**AIM**
The listing below should be written out exactly; please include all of it.

**Records from a data collection**
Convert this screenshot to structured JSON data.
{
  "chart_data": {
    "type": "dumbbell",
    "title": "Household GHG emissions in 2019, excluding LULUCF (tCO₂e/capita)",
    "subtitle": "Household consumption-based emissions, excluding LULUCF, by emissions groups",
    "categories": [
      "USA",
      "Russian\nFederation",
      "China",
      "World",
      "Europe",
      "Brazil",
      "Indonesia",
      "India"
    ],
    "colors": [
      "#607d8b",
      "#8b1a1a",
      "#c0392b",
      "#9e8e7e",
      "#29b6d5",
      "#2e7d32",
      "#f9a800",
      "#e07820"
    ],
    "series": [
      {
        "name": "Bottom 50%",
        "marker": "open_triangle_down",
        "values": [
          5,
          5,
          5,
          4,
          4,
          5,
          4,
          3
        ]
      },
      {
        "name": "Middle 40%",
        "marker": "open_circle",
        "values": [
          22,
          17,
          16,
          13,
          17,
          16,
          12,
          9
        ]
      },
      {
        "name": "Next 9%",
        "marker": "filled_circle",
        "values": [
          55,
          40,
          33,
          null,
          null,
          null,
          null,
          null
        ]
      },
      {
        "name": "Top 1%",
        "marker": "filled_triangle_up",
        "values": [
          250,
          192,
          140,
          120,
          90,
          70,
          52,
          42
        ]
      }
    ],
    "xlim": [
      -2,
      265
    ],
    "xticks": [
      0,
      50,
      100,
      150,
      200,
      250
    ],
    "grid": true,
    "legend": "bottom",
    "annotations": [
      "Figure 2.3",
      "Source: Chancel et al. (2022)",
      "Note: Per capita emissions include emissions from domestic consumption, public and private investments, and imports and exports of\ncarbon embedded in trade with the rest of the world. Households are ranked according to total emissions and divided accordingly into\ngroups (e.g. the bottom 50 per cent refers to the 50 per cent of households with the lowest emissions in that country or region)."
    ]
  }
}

**WORKED ANSWER**
Convert this screenshot to structured JSON data.
{
  "chart_data": {
    "type": "dumbbell",
    "title": "Household GHG emissions in 2019, excluding LULUCF (tCO₂e/capita)",
    "subtitle": "Household consumption-based emissions, excluding LULUCF, by emissions groups",
    "categories": [
      "USA",
      "Russian\nFederation",
      "China",
      "World",
      "Europe",
      "Brazil",
      "Indonesia",
      "India"
    ],
    "colors": [
      "#607d8b",
      "#8b1a1a",
      "#c0392b",
      "#9e8e7e",
      "#29b6d5",
      "#2e7d32",
      "#f9a800",
      "#e07820"
    ],
    "series": [
      {
        "name": "Bottom 50%",
        "marker": "open_triangle_down",
        "values": [
          5,
          5,
          5,
          4,
          4,
          5,
          4,
          3
        ]
      },
      {
        "name": "Middle 40%",
        "marker": "open_circle",
        "values": [
          22,
          17,
          16,
          13,
          17,
          16,
          12,
          9
        ]
      },
      {
        "name": "Next 9%",
        "marker": "filled_circle",
        "values": [
          55,
          40,
          33,
          null,
          null,
          null,
          null,
          null
        ]
      },
      {
        "name": "Top 1%",
        "marker": "filled_triangle_up",
        "values": [
          250,
          192,
          140,
          120,
          90,
          70,
          52,
          42
        ]
      }
    ],
    "xlim": [
      -2,
      265
    ],
    "xticks": [
      0,
      50,
      100,
      150,
      200,
      250
    ],
    "grid": true,
    "legend": "bottom",
    "annotations": [
      "Figure 2.3",
      "Source: Chancel et al. (2022)",
      "Note: Per capita emissions include emissions from domestic consumption, public and private investments, and imports and exports of\ncarbon embedded in trade with the rest of the world. Households are ranked according to total emissions and divided accordingly into\ngroups (e.g. the bottom 50 per cent refers to the 50 per cent of households with the lowest emissions in that country or region)."
    ]
  }
}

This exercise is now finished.